§ **Records from a collection of figures**

>>>>>

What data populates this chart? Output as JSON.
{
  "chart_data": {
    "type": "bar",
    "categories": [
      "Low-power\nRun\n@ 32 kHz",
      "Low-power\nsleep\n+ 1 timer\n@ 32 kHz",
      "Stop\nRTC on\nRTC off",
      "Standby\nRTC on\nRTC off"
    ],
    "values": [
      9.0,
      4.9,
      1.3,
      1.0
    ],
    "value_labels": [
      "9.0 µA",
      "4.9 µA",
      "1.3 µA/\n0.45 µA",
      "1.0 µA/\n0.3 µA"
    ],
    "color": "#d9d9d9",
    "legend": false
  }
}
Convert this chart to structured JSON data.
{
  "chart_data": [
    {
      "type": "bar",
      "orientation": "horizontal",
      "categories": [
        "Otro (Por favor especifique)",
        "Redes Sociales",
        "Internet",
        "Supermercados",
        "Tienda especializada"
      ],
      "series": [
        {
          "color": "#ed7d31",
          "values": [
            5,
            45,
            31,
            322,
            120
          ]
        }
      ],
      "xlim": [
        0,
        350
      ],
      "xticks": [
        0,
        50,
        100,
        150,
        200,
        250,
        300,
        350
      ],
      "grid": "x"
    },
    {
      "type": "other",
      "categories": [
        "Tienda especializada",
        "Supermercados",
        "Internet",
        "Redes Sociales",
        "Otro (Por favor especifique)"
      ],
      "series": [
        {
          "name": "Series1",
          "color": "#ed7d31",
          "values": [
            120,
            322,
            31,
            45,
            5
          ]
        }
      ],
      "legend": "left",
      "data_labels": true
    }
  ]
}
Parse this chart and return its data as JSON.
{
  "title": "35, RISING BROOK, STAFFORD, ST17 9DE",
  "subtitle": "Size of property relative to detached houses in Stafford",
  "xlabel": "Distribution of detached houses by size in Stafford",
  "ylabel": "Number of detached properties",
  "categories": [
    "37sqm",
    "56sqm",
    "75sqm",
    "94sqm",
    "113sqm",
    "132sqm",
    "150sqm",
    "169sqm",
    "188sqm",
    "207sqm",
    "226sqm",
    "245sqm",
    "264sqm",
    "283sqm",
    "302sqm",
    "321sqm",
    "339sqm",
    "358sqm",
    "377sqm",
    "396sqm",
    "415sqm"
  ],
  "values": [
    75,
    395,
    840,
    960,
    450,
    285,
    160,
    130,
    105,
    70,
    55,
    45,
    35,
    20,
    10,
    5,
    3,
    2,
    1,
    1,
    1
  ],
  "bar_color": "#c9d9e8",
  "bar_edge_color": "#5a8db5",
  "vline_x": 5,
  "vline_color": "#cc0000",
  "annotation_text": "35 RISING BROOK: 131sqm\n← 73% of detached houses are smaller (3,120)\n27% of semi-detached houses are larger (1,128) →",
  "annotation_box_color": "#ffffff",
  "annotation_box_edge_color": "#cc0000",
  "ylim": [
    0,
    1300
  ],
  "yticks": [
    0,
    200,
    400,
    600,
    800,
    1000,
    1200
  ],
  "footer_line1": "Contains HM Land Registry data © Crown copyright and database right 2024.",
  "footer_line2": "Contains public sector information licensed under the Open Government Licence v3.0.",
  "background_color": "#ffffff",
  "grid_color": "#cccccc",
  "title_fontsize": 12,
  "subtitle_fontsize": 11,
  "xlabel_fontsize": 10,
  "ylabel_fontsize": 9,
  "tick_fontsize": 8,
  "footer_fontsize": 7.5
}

<<<<<

Collect the complete line wherever the string "BROOK" appears in the records.

§ **Worked solution**
  "title": "35, RISING BROOK, STAFFORD, ST17 9DE",
  "annotation_text": "35 RISING BROOK: 131sqm\n← 73% of detached houses are smaller (3,120)\n27% of semi-detached houses are larger (1,128) →",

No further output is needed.